(What is required)
Pull out every line in the data that has the string "value" in it.

(Items from a dataset)
— Begin —

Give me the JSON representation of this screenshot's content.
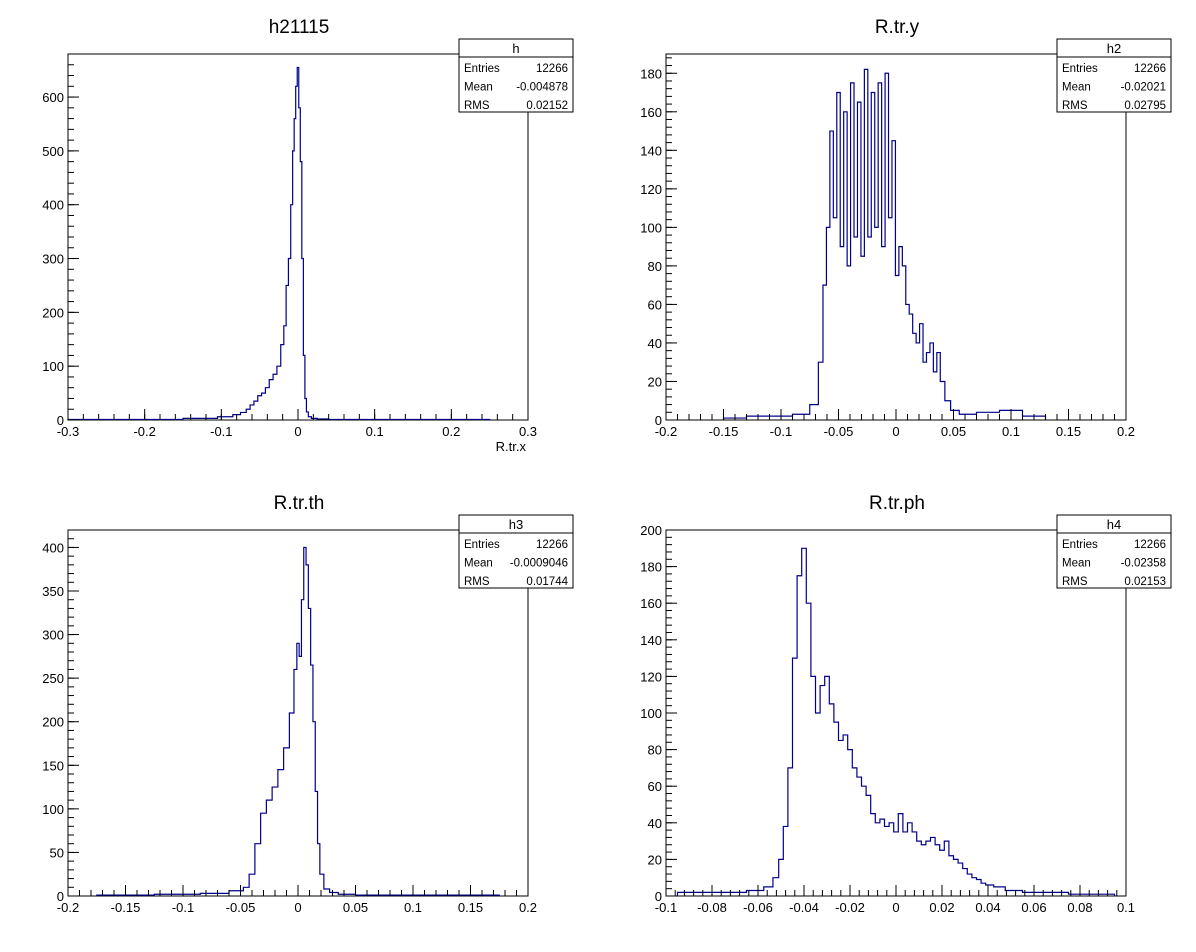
{
  "line_color": "#00008b",
  "pads": [
    {
      "title": "h21115",
      "xlabel": "R.tr.x",
      "stats": {
        "name": "h",
        "rows": [
          {
            "label": "Entries",
            "value": "12266"
          },
          {
            "label": "Mean",
            "value": "-0.004878"
          },
          {
            "label": "RMS",
            "value": "0.02152"
          }
        ]
      }
    },
    {
      "title": "R.tr.y",
      "xlabel": "",
      "stats": {
        "name": "h2",
        "rows": [
          {
            "label": "Entries",
            "value": "12266"
          },
          {
            "label": "Mean",
            "value": "-0.02021"
          },
          {
            "label": "RMS",
            "value": "0.02795"
          }
        ]
      }
    },
    {
      "title": "R.tr.th",
      "xlabel": "",
      "stats": {
        "name": "h3",
        "rows": [
          {
            "label": "Entries",
            "value": "12266"
          },
          {
            "label": "Mean",
            "value": "-0.0009046"
          },
          {
            "label": "RMS",
            "value": "0.01744"
          }
        ]
      }
    },
    {
      "title": "R.tr.ph",
      "xlabel": "",
      "stats": {
        "name": "h4",
        "rows": [
          {
            "label": "Entries",
            "value": "12266"
          },
          {
            "label": "Mean",
            "value": "-0.02358"
          },
          {
            "label": "RMS",
            "value": "0.02153"
          }
        ]
      }
    }
  ],
  "chart_data": [
    {
      "type": "histogram",
      "title": "h21115",
      "xlabel": "R.tr.x",
      "ylabel": "",
      "xlim": [
        -0.3,
        0.3
      ],
      "ylim": [
        0,
        680
      ],
      "grid": false,
      "xticks": [
        "-0.3",
        "-0.2",
        "-0.1",
        "0",
        "0.1",
        "0.2",
        "0.3"
      ],
      "yticks": [
        "0",
        "100",
        "200",
        "300",
        "400",
        "500",
        "600"
      ],
      "series": [
        {
          "x": [
            -0.27,
            -0.18,
            -0.12,
            -0.09,
            -0.08,
            -0.07,
            -0.065,
            -0.06,
            -0.055,
            -0.05,
            -0.045,
            -0.04,
            -0.035,
            -0.03,
            -0.025,
            -0.02,
            -0.017,
            -0.014,
            -0.011,
            -0.008,
            -0.006,
            -0.004,
            -0.002,
            0,
            0.002,
            0.004,
            0.006,
            0.008,
            0.01,
            0.012,
            0.015,
            0.02,
            0.03,
            0.05,
            0.1,
            0.2
          ],
          "y": [
            1,
            1,
            3,
            6,
            10,
            14,
            20,
            28,
            35,
            45,
            50,
            60,
            75,
            85,
            100,
            140,
            175,
            250,
            300,
            400,
            500,
            560,
            620,
            655,
            580,
            480,
            300,
            120,
            40,
            15,
            6,
            3,
            2,
            1,
            1,
            1
          ]
        }
      ]
    },
    {
      "type": "histogram",
      "title": "R.tr.y",
      "xlabel": "",
      "ylabel": "",
      "xlim": [
        -0.2,
        0.2
      ],
      "ylim": [
        0,
        190
      ],
      "grid": false,
      "xticks": [
        "-0.2",
        "-0.15",
        "-0.1",
        "-0.05",
        "0",
        "0.05",
        "0.1",
        "0.15",
        "0.2"
      ],
      "yticks": [
        "0",
        "20",
        "40",
        "60",
        "80",
        "100",
        "120",
        "140",
        "160",
        "180"
      ],
      "series": [
        {
          "x": [
            -0.14,
            -0.12,
            -0.1,
            -0.08,
            -0.07,
            -0.065,
            -0.062,
            -0.059,
            -0.056,
            -0.053,
            -0.05,
            -0.047,
            -0.044,
            -0.041,
            -0.038,
            -0.035,
            -0.032,
            -0.029,
            -0.026,
            -0.023,
            -0.02,
            -0.017,
            -0.014,
            -0.011,
            -0.008,
            -0.005,
            -0.002,
            0.001,
            0.004,
            0.007,
            0.01,
            0.013,
            0.016,
            0.019,
            0.022,
            0.025,
            0.028,
            0.031,
            0.034,
            0.037,
            0.04,
            0.045,
            0.05,
            0.06,
            0.08,
            0.1,
            0.12
          ],
          "y": [
            1,
            2,
            2,
            3,
            8,
            30,
            70,
            100,
            150,
            105,
            170,
            90,
            160,
            80,
            175,
            95,
            165,
            85,
            182,
            95,
            170,
            100,
            175,
            90,
            180,
            105,
            145,
            75,
            90,
            80,
            60,
            55,
            45,
            40,
            50,
            30,
            35,
            40,
            25,
            35,
            20,
            10,
            5,
            3,
            4,
            5,
            2
          ]
        }
      ]
    },
    {
      "type": "histogram",
      "title": "R.tr.th",
      "xlabel": "",
      "ylabel": "",
      "xlim": [
        -0.2,
        0.2
      ],
      "ylim": [
        0,
        420
      ],
      "grid": false,
      "xticks": [
        "-0.2",
        "-0.15",
        "-0.1",
        "-0.05",
        "0",
        "0.05",
        "0.1",
        "0.15",
        "0.2"
      ],
      "yticks": [
        "0",
        "50",
        "100",
        "150",
        "200",
        "250",
        "300",
        "350",
        "400"
      ],
      "series": [
        {
          "x": [
            -0.15,
            -0.1,
            -0.07,
            -0.05,
            -0.045,
            -0.04,
            -0.035,
            -0.03,
            -0.025,
            -0.02,
            -0.015,
            -0.01,
            -0.005,
            -0.002,
            0,
            0.002,
            0.004,
            0.006,
            0.008,
            0.01,
            0.012,
            0.014,
            0.016,
            0.018,
            0.02,
            0.025,
            0.03,
            0.04,
            0.06,
            0.1,
            0.15
          ],
          "y": [
            1,
            2,
            3,
            6,
            10,
            25,
            60,
            95,
            110,
            125,
            145,
            170,
            210,
            260,
            290,
            275,
            340,
            400,
            380,
            330,
            265,
            200,
            120,
            60,
            25,
            8,
            4,
            2,
            1,
            1,
            1
          ]
        }
      ]
    },
    {
      "type": "histogram",
      "title": "R.tr.ph",
      "xlabel": "",
      "ylabel": "",
      "xlim": [
        -0.1,
        0.1
      ],
      "ylim": [
        0,
        200
      ],
      "grid": false,
      "xticks": [
        "-0.1",
        "-0.08",
        "-0.06",
        "-0.04",
        "-0.02",
        "0",
        "0.02",
        "0.04",
        "0.06",
        "0.08",
        "0.1"
      ],
      "yticks": [
        "0",
        "20",
        "40",
        "60",
        "80",
        "100",
        "120",
        "140",
        "160",
        "180",
        "200"
      ],
      "series": [
        {
          "x": [
            -0.09,
            -0.08,
            -0.07,
            -0.06,
            -0.055,
            -0.052,
            -0.05,
            -0.048,
            -0.046,
            -0.044,
            -0.042,
            -0.04,
            -0.038,
            -0.036,
            -0.034,
            -0.032,
            -0.03,
            -0.028,
            -0.026,
            -0.024,
            -0.022,
            -0.02,
            -0.018,
            -0.016,
            -0.014,
            -0.012,
            -0.01,
            -0.008,
            -0.006,
            -0.004,
            -0.002,
            0,
            0.002,
            0.004,
            0.006,
            0.008,
            0.01,
            0.012,
            0.014,
            0.016,
            0.018,
            0.02,
            0.022,
            0.024,
            0.026,
            0.028,
            0.03,
            0.032,
            0.034,
            0.036,
            0.038,
            0.04,
            0.045,
            0.05,
            0.06,
            0.07,
            0.08,
            0.09
          ],
          "y": [
            2,
            2,
            2,
            3,
            5,
            10,
            20,
            38,
            70,
            130,
            175,
            190,
            160,
            120,
            100,
            115,
            120,
            105,
            95,
            85,
            88,
            80,
            70,
            65,
            60,
            55,
            45,
            40,
            42,
            38,
            40,
            35,
            45,
            35,
            40,
            35,
            30,
            28,
            30,
            32,
            28,
            25,
            30,
            22,
            20,
            18,
            15,
            12,
            10,
            9,
            7,
            6,
            5,
            3,
            2,
            2,
            1,
            1
          ]
        }
      ]
    }
  ]
}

— End —

(Correct answer)
            "value": "12266"
            "value": "-0.004878"
            "value": "0.02152"
            "value": "12266"
            "value": "-0.02021"
            "value": "0.02795"
            "value": "12266"
            "value": "-0.0009046"
            "value": "0.01744"
            "value": "12266"
            "value": "-0.02358"
            "value": "0.02153"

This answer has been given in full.